● AIM OF THE TASK: Return the data exactly, with all pictures removed.

● MATERIAL SUPPLIED:

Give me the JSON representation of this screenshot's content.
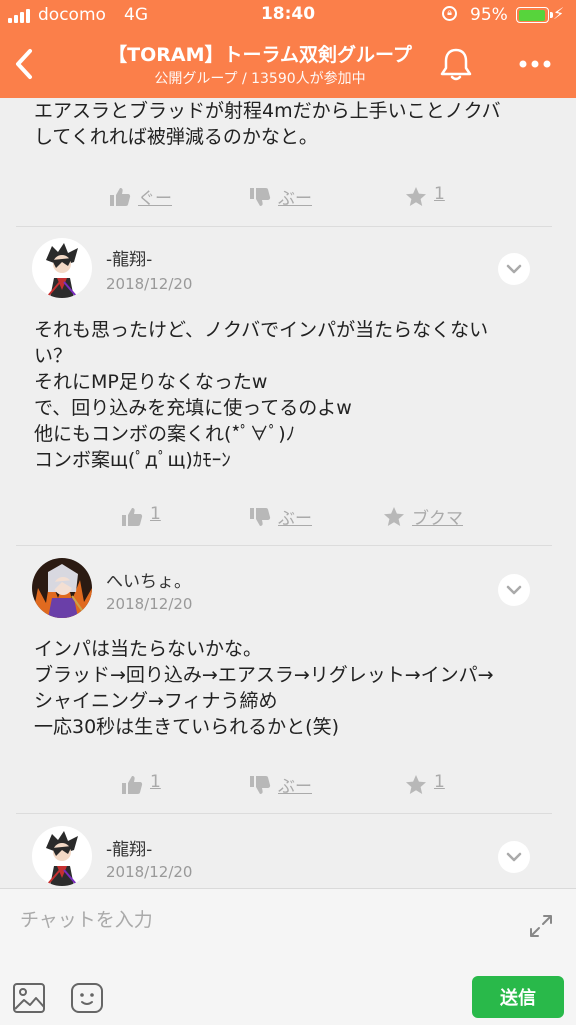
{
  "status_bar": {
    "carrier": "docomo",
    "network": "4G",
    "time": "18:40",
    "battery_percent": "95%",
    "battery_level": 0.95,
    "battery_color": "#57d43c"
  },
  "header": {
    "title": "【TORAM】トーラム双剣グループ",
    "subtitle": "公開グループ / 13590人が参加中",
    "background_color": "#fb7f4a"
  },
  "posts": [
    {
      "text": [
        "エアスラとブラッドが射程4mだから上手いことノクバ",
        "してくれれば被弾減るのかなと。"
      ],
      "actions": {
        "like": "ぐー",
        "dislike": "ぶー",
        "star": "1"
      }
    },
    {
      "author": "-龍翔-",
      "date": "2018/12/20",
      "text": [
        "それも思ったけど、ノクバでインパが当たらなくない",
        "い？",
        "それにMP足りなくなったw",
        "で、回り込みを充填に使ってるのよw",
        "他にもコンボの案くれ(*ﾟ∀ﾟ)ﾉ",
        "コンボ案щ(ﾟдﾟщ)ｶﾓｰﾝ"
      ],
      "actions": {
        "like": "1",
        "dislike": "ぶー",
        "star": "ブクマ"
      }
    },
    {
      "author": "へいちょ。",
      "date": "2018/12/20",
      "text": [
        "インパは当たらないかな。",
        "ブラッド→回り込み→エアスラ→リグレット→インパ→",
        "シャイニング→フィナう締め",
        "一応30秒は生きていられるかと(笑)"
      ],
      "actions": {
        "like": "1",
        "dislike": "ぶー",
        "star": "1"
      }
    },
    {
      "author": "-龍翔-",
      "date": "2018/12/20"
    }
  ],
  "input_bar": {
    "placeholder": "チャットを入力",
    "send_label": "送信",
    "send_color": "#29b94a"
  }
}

● EXERCISE RESULT:
Give me the JSON representation of this screenshot's content.
{
  "status_bar": {
    "carrier": "docomo",
    "network": "4G",
    "time": "18:40",
    "battery_percent": "95%",
    "battery_level": 0.95,
    "battery_color": "#57d43c"
  },
  "header": {
    "title": "【TORAM】トーラム双剣グループ",
    "subtitle": "公開グループ / 13590人が参加中",
    "background_color": "#fb7f4a"
  },
  "posts": [
    {
      "text": [
        "エアスラとブラッドが射程4mだから上手いことノクバ",
        "してくれれば被弾減るのかなと。"
      ],
      "actions": {
        "like": "ぐー",
        "dislike": "ぶー",
        "star": "1"
      }
    },
    {
      "author": "-龍翔-",
      "date": "2018/12/20",
      "text": [
        "それも思ったけど、ノクバでインパが当たらなくない",
        "い？",
        "それにMP足りなくなったw",
        "で、回り込みを充填に使ってるのよw",
        "他にもコンボの案くれ(*ﾟ∀ﾟ)ﾉ",
        "コンボ案щ(ﾟдﾟщ)ｶﾓｰﾝ"
      ],
      "actions": {
        "like": "1",
        "dislike": "ぶー",
        "star": "ブクマ"
      }
    },
    {
      "author": "へいちょ。",
      "date": "2018/12/20",
      "text": [
        "インパは当たらないかな。",
        "ブラッド→回り込み→エアスラ→リグレット→インパ→",
        "シャイニング→フィナう締め",
        "一応30秒は生きていられるかと(笑)"
      ],
      "actions": {
        "like": "1",
        "dislike": "ぶー",
        "star": "1"
      }
    },
    {
      "author": "-龍翔-",
      "date": "2018/12/20"
    }
  ],
  "input_bar": {
    "placeholder": "チャットを入力",
    "send_label": "送信",
    "send_color": "#29b94a"
  }
}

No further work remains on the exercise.